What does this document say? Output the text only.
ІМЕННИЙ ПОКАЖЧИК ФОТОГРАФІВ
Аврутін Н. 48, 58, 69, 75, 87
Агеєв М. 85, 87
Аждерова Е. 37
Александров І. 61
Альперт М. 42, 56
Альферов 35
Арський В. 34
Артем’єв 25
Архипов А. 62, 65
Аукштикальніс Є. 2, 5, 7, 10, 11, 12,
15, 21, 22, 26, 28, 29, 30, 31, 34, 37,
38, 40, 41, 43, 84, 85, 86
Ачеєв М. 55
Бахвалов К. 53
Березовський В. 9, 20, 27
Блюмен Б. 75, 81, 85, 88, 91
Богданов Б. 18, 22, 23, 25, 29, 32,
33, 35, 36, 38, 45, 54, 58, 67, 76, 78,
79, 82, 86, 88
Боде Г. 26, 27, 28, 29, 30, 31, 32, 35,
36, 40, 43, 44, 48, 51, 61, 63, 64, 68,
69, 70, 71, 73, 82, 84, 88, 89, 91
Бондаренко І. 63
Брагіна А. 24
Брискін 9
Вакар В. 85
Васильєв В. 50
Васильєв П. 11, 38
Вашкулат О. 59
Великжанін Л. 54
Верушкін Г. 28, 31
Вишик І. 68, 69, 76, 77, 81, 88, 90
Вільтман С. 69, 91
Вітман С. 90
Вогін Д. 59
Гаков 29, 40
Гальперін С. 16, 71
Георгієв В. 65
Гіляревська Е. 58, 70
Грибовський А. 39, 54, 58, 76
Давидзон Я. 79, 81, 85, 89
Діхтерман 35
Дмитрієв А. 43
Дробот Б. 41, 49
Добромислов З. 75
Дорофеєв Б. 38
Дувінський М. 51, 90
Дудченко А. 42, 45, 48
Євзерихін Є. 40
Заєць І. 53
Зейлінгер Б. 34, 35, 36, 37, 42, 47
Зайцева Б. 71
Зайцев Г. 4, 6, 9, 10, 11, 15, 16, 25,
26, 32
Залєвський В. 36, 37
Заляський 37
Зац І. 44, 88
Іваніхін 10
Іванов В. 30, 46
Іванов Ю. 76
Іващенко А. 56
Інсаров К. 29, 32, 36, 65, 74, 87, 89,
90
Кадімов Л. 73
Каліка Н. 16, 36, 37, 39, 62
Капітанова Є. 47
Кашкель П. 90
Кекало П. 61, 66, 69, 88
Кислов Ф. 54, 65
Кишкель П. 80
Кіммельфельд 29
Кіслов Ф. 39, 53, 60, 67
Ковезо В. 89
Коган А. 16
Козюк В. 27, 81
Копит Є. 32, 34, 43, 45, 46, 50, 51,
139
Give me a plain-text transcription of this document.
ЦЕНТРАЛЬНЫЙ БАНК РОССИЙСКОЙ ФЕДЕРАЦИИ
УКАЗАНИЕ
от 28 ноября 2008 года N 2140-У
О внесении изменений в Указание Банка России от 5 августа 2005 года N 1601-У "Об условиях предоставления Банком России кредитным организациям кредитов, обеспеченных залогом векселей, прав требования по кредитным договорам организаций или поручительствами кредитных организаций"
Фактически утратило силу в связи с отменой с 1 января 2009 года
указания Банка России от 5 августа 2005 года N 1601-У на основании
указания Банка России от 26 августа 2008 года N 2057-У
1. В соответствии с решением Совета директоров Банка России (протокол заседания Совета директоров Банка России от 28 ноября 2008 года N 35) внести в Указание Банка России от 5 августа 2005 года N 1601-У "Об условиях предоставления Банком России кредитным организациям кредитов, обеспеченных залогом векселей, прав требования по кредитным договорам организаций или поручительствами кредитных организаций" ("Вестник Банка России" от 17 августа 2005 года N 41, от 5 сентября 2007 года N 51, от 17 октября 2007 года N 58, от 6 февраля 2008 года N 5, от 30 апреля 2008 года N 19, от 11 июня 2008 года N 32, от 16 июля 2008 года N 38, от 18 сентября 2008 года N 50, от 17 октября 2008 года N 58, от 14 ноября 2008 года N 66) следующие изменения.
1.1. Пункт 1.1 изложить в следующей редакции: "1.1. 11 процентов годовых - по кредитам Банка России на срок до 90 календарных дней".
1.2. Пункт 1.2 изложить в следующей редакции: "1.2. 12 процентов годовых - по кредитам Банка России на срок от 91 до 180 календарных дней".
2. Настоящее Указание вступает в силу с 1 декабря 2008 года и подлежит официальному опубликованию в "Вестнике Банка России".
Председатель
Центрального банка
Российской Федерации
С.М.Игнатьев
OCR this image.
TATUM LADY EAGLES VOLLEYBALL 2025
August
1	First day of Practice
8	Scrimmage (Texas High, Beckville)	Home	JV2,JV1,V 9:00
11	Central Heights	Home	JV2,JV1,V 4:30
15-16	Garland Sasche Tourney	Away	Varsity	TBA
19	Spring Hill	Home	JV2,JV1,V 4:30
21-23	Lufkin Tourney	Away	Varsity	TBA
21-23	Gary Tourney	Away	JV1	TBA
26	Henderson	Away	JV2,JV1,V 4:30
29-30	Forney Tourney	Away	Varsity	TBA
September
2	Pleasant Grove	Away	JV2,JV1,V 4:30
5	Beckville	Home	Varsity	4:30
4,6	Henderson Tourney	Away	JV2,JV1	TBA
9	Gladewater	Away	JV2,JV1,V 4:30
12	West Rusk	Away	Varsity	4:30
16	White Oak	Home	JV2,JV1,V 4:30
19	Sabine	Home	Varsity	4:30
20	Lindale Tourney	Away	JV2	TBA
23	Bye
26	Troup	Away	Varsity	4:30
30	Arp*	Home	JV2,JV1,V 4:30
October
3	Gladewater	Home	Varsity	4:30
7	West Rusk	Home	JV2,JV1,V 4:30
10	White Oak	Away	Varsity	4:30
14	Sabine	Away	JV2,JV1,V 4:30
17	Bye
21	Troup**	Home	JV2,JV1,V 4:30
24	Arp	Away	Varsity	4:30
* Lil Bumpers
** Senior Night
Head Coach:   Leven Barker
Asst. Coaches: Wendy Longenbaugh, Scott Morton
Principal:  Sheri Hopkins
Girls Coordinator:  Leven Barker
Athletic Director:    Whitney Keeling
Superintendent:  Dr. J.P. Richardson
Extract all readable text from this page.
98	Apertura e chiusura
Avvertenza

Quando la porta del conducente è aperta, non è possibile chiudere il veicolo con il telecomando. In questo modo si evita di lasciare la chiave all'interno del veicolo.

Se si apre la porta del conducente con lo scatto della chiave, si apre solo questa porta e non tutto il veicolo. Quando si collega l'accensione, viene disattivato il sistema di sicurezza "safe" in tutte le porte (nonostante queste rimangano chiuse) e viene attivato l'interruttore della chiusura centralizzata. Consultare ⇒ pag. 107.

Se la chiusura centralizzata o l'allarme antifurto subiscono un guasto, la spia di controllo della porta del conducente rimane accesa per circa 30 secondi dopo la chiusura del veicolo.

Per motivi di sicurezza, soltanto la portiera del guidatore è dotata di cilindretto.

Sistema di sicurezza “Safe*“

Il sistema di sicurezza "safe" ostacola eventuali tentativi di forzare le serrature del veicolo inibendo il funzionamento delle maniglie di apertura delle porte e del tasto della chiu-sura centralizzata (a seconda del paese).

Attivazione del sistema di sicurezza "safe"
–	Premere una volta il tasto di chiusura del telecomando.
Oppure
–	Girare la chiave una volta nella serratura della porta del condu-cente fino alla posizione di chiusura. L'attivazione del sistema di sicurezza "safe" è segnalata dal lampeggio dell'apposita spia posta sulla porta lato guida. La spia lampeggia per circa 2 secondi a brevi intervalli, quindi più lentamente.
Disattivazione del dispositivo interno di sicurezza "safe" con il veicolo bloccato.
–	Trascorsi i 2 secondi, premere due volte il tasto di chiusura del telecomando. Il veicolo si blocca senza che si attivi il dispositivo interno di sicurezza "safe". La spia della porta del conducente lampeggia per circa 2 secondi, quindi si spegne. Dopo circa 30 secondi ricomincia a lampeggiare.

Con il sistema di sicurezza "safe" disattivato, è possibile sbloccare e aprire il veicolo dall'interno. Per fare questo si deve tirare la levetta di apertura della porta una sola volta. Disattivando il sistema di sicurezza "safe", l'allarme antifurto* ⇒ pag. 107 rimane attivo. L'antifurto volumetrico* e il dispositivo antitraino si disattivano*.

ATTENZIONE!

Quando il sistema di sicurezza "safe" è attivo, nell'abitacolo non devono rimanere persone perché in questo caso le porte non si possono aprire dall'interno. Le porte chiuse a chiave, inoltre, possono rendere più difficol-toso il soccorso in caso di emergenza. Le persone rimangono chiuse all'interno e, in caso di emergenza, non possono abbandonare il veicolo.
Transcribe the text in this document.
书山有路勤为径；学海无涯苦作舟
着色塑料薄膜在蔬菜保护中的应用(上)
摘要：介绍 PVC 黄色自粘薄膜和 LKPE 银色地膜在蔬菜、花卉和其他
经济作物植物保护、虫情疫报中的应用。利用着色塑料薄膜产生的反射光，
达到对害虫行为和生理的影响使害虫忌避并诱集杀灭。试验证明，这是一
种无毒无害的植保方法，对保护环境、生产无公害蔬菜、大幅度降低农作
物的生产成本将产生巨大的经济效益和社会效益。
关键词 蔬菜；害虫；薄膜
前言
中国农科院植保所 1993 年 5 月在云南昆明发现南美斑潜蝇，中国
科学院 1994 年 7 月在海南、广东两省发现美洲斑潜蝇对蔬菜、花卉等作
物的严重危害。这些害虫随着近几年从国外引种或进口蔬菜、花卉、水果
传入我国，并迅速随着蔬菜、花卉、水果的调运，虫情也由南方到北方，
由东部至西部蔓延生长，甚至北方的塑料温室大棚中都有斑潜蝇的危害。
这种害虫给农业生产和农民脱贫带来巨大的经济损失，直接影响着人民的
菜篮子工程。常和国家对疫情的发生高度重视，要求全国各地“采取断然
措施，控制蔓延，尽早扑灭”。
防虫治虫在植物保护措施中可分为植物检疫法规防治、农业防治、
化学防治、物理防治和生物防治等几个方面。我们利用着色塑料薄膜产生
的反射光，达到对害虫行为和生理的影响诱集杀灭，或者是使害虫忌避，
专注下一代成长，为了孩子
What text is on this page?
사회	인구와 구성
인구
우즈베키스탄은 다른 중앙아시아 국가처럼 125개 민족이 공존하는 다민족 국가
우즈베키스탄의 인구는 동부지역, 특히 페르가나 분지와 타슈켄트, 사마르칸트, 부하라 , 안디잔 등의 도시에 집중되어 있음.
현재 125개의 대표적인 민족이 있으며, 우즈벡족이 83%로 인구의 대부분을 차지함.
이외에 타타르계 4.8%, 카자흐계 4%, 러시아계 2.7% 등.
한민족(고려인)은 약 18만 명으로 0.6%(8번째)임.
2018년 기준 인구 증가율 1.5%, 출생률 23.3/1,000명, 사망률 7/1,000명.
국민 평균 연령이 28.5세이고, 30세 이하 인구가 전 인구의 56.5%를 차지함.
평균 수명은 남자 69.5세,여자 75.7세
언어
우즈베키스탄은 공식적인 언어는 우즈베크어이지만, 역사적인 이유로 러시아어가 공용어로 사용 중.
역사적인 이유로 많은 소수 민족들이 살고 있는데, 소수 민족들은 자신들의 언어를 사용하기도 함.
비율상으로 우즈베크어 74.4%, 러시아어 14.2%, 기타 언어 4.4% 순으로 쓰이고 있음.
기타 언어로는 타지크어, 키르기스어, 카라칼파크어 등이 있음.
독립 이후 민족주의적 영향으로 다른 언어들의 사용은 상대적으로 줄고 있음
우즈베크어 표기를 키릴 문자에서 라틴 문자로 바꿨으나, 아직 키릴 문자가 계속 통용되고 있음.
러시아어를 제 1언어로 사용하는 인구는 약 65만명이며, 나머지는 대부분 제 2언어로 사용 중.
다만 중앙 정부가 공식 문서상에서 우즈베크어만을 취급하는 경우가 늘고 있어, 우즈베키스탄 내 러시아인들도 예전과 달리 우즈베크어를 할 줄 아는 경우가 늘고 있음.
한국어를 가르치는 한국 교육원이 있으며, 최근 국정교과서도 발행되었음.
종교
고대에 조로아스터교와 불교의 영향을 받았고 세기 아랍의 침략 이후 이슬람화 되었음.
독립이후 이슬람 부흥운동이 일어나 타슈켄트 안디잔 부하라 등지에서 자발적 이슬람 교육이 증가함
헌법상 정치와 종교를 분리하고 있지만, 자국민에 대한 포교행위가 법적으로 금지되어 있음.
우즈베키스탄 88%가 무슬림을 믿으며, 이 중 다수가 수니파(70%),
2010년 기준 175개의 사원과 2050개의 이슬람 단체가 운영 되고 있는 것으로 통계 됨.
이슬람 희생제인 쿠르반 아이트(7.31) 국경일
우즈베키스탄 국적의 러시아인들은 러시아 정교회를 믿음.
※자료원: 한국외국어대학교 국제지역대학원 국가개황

•••

* [SET PROBLEM]
Take every line from the data above that holds "West" and copy it out.

* [ANSWER BELOW]
12	West Rusk	Away	Varsity	4:30
7	West Rusk	Home	JV2,JV1,V 4:30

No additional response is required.